## Brief
Read the records below and copy each line that contains "členů".

── Given data ──

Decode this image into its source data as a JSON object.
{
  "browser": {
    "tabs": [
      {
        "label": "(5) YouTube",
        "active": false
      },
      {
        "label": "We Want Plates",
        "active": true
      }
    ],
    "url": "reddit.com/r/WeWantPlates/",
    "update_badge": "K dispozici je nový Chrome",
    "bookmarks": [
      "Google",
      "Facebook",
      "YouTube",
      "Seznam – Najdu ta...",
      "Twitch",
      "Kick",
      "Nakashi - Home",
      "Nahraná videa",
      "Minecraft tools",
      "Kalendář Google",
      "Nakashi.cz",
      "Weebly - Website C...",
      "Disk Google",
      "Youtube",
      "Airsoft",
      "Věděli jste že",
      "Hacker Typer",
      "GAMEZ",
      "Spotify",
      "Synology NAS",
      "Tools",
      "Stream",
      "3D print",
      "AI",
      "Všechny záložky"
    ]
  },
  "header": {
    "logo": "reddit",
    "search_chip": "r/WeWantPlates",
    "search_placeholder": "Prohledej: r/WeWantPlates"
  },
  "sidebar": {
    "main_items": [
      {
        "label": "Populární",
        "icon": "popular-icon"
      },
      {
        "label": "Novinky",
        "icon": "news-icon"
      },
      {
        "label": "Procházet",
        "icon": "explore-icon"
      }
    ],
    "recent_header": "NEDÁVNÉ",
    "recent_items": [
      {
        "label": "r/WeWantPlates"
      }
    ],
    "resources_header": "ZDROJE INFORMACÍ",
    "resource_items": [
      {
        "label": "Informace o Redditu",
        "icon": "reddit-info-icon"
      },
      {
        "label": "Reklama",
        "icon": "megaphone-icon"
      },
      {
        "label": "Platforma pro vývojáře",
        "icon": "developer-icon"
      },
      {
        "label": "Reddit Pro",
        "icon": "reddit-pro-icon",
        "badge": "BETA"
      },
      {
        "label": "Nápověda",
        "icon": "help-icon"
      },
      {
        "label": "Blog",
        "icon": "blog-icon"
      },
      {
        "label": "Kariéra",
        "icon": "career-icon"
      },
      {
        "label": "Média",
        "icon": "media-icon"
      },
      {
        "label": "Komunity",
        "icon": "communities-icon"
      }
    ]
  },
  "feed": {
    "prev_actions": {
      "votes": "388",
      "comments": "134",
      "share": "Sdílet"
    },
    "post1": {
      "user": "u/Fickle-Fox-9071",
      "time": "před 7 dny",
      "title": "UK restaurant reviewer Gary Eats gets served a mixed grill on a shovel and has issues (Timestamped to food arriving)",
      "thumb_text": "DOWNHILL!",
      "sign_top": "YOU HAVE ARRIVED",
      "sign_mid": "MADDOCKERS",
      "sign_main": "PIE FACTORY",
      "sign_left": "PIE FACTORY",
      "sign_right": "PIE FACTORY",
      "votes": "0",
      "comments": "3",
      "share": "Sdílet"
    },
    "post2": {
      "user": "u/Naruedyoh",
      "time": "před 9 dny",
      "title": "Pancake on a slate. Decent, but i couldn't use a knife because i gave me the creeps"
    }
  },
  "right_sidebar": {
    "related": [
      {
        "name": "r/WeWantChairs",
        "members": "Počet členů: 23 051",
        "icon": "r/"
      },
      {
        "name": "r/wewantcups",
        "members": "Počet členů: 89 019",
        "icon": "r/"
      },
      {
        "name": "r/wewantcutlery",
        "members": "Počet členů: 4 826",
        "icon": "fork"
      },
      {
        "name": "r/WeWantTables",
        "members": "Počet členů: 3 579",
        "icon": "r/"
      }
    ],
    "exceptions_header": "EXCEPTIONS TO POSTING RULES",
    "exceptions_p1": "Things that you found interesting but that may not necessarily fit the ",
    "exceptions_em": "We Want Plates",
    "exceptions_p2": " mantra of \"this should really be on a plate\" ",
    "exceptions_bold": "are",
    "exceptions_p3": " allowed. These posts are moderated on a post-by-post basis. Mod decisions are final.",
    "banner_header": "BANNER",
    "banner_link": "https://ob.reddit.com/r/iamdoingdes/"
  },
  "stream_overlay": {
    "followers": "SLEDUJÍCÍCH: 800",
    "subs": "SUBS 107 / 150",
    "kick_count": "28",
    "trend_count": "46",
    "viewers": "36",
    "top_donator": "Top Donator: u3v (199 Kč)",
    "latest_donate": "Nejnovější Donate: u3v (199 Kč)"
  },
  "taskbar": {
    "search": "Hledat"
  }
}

───

## Exercise solution
        "members": "Počet členů: 23 051",
        "members": "Počet členů: 89 019",
        "members": "Počet členů: 4 826",
        "members": "Počet členů: 3 579",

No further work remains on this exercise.